Will you give every entry again exactly as it stands?

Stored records
- - - -

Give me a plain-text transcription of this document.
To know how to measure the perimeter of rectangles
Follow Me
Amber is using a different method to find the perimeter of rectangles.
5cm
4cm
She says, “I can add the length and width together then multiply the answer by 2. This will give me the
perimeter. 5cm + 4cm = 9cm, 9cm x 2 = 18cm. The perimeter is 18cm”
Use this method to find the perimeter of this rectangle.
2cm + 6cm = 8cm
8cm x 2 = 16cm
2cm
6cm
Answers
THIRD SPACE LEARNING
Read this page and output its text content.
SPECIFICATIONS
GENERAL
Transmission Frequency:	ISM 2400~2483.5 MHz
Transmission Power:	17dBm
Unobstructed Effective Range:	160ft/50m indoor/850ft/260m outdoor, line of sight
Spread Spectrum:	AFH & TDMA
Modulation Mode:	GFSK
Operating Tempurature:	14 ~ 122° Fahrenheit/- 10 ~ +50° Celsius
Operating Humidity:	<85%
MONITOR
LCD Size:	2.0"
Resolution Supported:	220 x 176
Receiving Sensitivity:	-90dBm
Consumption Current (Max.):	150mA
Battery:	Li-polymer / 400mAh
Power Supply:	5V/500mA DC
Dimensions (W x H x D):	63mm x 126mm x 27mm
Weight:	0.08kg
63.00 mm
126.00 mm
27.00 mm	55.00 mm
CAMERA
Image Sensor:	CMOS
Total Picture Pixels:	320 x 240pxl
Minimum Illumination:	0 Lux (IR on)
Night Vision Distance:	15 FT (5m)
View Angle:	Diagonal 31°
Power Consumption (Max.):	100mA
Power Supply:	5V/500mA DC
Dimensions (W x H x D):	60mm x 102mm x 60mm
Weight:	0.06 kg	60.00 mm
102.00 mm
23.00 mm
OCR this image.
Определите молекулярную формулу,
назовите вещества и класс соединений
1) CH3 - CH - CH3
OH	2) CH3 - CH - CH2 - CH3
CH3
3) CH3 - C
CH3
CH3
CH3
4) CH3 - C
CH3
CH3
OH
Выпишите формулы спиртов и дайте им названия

- - - -

**Answer to the task:**
Give me a plain-text transcription of this document.
To know how to measure the perimeter of rectangles
Follow Me
Amber is using a different method to find the perimeter of rectangles.
5cm
4cm
She says, “I can add the length and width together then multiply the answer by 2. This will give me the
perimeter. 5cm + 4cm = 9cm, 9cm x 2 = 18cm. The perimeter is 18cm”
Use this method to find the perimeter of this rectangle.
2cm + 6cm = 8cm
8cm x 2 = 16cm
2cm
6cm
Answers
THIRD SPACE LEARNING
Read this page and output its text content.
SPECIFICATIONS
GENERAL
Transmission Frequency:	ISM 2400~2483.5 MHz
Transmission Power:	17dBm
Unobstructed Effective Range:	160ft/50m indoor/850ft/260m outdoor, line of sight
Spread Spectrum:	AFH & TDMA
Modulation Mode:	GFSK
Operating Tempurature:	14 ~ 122° Fahrenheit/- 10 ~ +50° Celsius
Operating Humidity:	<85%
MONITOR
LCD Size:	2.0"
Resolution Supported:	220 x 176
Receiving Sensitivity:	-90dBm
Consumption Current (Max.):	150mA
Battery:	Li-polymer / 400mAh
Power Supply:	5V/500mA DC
Dimensions (W x H x D):	63mm x 126mm x 27mm
Weight:	0.08kg
63.00 mm
126.00 mm
27.00 mm	55.00 mm
CAMERA
Image Sensor:	CMOS
Total Picture Pixels:	320 x 240pxl
Minimum Illumination:	0 Lux (IR on)
Night Vision Distance:	15 FT (5m)
View Angle:	Diagonal 31°
Power Consumption (Max.):	100mA
Power Supply:	5V/500mA DC
Dimensions (W x H x D):	60mm x 102mm x 60mm
Weight:	0.06 kg	60.00 mm
102.00 mm
23.00 mm
OCR this image.
Определите молекулярную формулу,
назовите вещества и класс соединений
1) CH3 - CH - CH3
OH	2) CH3 - CH - CH2 - CH3
CH3
3) CH3 - C
CH3
CH3
CH3
4) CH3 - C
CH3
CH3
OH
Выпишите формулы спиртов и дайте им названия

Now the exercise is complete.